[PROBLEM STATEMENT]:
Pull every line with the word "JSON" out of the entries below.
-- START --
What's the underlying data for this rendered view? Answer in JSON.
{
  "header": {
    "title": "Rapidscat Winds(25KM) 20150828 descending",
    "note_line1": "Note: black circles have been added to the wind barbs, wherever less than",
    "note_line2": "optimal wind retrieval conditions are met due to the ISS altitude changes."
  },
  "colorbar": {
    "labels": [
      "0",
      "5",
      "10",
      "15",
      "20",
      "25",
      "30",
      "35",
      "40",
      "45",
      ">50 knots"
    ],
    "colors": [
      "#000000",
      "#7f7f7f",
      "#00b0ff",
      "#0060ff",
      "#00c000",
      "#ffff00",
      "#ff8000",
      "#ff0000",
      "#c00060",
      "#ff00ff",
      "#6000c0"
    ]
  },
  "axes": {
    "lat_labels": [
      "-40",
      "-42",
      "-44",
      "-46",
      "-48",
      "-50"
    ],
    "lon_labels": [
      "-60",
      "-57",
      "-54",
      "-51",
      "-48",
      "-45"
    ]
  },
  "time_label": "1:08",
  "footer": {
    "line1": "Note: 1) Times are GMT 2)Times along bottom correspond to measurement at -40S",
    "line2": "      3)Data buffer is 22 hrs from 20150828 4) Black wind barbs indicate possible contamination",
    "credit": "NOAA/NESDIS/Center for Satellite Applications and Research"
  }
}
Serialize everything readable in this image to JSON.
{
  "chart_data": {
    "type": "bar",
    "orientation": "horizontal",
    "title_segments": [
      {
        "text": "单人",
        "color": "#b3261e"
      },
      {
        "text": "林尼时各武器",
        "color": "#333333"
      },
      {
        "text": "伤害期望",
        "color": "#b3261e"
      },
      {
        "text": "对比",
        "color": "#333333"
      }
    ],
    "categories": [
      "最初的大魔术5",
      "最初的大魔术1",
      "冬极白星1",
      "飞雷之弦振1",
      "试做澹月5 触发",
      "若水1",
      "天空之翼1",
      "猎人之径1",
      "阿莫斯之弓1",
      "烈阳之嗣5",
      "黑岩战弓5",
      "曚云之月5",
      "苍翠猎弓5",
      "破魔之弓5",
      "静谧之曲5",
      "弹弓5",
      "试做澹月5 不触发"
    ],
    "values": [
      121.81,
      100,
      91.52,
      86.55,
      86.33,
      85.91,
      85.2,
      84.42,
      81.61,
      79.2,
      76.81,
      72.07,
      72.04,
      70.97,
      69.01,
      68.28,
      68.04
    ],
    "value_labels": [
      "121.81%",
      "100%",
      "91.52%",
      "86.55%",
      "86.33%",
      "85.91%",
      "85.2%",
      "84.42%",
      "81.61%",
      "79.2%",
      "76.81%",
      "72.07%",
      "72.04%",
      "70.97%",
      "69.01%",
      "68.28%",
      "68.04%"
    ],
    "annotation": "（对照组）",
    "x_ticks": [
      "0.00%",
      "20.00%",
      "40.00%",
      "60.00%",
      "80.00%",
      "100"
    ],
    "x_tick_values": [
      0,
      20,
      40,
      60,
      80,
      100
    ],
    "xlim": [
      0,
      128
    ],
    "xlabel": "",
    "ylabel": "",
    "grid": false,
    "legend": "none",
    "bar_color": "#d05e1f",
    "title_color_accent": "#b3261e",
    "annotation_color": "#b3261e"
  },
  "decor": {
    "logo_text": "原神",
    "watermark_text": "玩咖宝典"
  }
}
-- END --
[RESULT OF THE EXERCISE]:
What's the underlying data for this rendered view? Answer in JSON.
Serialize everything readable in this image to JSON.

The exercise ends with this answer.